▶ **Task to carry out**: Can you carry on the passage about Frank Moraes's newspaper career from the point where it stops?

Between 1946 and 1949, Moraes was based in Ceylon (now Sri Lanka) as editor of The Times Ceylon and The Morning Standard. He worked as the India correspondent of several British newspapers, and in 1950 became The Times of India's first "Indian editor", amidst a changing post-colonial situation.

On returning from Ceylon in 1949, Frank Moraes was named editor of The National Standard, a Goenka-owned Indian newspaper that later morphed into The Indian Express. According to another journalist of Goan origin, Victor Rangel-Ribeiro, "[A]t that time I was on the news copy desk as well as being the music critic, and remember him as an individual who kept himself aloof, quite unlike other editors I have worked with. Six days a week he wrote the main editorial and a column he signed as 'Atticus'". Moraes left within months to be the editor at the Times of India.

Ribeiro recalls that in January 1953, while at Calcutta on the job of Sunday editor at their soon-to-be-started edition in that city in eastern India, Moraes visited the edition. He recalls, "Well after midnight I was down in the pressroom okaying pages as they were being "made up" on the 'stone'---those were the days of metal type and printers' ink—and in rolled Frank Moraes at the head of his cohort, and he had just a one-line mantra for me: "Let's get the paper out! Let's get the paper out!" Having said that, he kept out of our way. Others in the group, however, were more obtrusive, and soon we had to hustle them back upstairs.".

Element box records
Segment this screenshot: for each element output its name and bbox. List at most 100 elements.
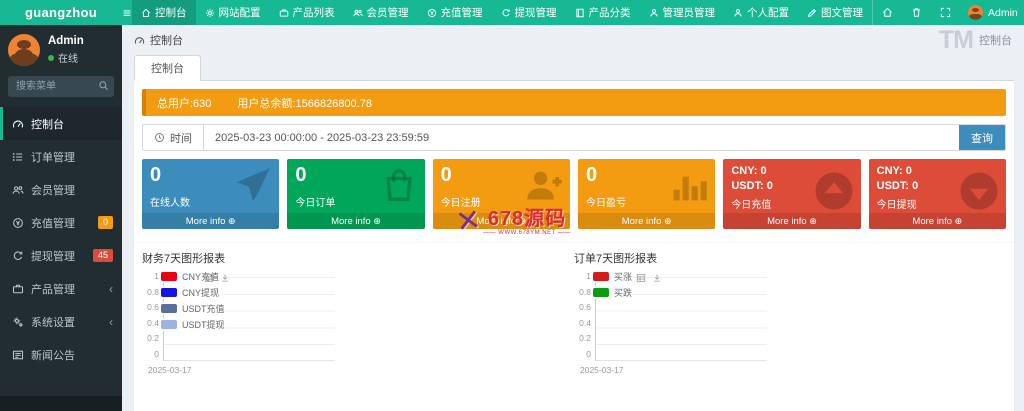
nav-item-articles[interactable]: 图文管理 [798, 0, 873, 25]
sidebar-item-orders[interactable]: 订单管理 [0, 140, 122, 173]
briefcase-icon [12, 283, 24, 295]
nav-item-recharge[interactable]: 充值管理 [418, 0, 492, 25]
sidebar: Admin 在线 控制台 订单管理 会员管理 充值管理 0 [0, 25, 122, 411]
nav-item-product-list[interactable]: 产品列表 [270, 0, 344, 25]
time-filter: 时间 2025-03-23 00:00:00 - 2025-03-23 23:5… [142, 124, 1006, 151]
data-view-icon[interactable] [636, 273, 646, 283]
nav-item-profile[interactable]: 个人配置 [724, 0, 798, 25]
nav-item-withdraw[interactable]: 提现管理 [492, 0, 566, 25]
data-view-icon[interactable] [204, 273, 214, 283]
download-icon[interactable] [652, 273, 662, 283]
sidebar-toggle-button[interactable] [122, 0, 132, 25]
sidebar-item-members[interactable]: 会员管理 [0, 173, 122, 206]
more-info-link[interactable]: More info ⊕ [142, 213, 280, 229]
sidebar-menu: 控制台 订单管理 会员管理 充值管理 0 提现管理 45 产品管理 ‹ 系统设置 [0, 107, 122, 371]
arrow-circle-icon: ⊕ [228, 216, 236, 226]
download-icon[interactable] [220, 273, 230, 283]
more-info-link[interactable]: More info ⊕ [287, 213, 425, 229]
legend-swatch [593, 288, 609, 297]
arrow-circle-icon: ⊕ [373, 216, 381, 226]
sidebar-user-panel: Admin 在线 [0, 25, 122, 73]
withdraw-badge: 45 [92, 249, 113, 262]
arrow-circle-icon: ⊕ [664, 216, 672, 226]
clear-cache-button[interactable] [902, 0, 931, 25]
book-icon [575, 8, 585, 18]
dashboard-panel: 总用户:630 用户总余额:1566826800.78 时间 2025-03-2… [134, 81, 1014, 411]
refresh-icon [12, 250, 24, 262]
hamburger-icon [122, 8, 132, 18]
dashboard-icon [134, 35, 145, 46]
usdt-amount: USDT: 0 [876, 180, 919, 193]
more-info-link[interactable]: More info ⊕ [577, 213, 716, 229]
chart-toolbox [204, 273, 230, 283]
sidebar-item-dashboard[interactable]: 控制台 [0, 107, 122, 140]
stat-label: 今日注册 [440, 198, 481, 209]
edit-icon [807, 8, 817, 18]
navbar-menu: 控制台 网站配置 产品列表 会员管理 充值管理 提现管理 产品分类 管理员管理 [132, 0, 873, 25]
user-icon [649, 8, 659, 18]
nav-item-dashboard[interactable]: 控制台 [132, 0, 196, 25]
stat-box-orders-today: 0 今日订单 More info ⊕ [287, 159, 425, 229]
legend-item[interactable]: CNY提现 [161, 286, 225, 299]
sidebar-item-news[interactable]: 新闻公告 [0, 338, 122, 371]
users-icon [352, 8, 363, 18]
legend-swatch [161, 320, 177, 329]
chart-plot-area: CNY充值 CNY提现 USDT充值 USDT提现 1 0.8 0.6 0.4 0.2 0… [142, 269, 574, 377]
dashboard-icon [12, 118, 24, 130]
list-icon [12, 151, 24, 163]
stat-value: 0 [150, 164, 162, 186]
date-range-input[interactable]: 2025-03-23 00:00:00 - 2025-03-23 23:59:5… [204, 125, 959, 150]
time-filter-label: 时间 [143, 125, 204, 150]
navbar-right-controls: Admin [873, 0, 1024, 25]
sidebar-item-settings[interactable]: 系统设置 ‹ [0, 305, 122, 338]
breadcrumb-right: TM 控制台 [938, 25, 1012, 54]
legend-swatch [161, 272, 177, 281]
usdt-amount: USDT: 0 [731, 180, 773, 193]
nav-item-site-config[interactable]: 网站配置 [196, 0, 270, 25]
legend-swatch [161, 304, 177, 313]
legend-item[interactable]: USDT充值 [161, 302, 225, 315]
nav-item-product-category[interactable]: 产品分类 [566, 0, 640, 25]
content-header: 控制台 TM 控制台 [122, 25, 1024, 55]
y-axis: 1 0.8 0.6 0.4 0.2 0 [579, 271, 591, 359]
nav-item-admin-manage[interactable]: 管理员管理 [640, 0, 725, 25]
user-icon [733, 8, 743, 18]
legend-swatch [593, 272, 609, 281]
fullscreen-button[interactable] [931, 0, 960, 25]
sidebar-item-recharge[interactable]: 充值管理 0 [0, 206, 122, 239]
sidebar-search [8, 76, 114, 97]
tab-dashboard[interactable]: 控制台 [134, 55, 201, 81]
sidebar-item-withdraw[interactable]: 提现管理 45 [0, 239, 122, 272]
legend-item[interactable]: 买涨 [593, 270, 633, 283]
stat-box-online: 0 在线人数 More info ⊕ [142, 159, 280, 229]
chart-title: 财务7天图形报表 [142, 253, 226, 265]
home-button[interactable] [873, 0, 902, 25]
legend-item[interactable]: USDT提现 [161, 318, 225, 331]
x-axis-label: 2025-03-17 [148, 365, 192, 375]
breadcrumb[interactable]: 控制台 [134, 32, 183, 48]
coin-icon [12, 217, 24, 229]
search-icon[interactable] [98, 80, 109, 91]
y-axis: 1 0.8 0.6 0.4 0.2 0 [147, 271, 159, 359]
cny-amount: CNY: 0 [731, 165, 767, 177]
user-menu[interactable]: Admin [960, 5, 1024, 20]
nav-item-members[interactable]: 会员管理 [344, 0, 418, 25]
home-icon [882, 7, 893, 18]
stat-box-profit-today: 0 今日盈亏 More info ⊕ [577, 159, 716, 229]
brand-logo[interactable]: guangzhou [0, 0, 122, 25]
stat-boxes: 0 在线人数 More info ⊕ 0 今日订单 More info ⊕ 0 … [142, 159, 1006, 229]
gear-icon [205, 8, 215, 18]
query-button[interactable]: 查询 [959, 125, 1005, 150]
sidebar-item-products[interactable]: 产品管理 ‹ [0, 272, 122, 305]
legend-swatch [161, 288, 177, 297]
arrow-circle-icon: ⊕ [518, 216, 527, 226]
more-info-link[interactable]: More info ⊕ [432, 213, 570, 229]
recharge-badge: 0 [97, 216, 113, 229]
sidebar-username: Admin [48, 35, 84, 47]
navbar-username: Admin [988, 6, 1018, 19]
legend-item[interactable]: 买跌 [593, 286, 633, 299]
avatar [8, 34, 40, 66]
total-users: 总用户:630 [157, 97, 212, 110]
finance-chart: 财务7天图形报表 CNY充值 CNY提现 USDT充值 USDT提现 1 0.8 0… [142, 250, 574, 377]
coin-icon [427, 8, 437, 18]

▶ **Task output**:
In 1957, The Indian Express (formerly the Morning Standard) named him as the editor-in-chief of this Goenka-run newspaper. Becoming one of India's best-known journalists his columns appeared regularly on Sundays and Mondays in the Indian Express, while another column signed as "Ariel" made its mark in the Sunday Standard. He did some radio broadcasts. In 1961 he was appointed Sheriff of Bombay.

==Retirement and death==
Frank Moraes retired from The Indian Express in 1972, moved to London as its representative the next year, and died in 1974. His last days were spent in the company of Marilyn Rita Silverstone with whom he had been in a relationship for more than a decade.

==Moraes' books==
Moraes authored India Today, The Revolt in Tibet (1960), Report on Mao's China, Yonder one world : a study of Asia and the West, The importance of being black: an Asian looks at Africa (1965) and Behind the Bamboo Curtain.

Other books listed here include Introduction to India (1945. co-authored with H L Stimson), Report on Mao's China (1953); Jawaharlal Nehru: A Biography (1956); Sir Purshotamdas Thakurdas (1957); Yonder One World: A Study of Asia and the West (1957); India Today (1960); Nehru, Sunlight and Shadow (1964); John Kenneth Galbraith Introduces India (1974, co-edited); and his political autobiography, Witness to an Era: India 1920 to the Present Day (1973).

==Author, celebrated journalist, editor==
In obituaries to his son, the poet and writer Dom Moraes, Frank Moraes was called an "author ... sometime editor of the Times of India", and "an Oxford-educated lawyer who was to become a celebrated journalist and Editor of The Times of India".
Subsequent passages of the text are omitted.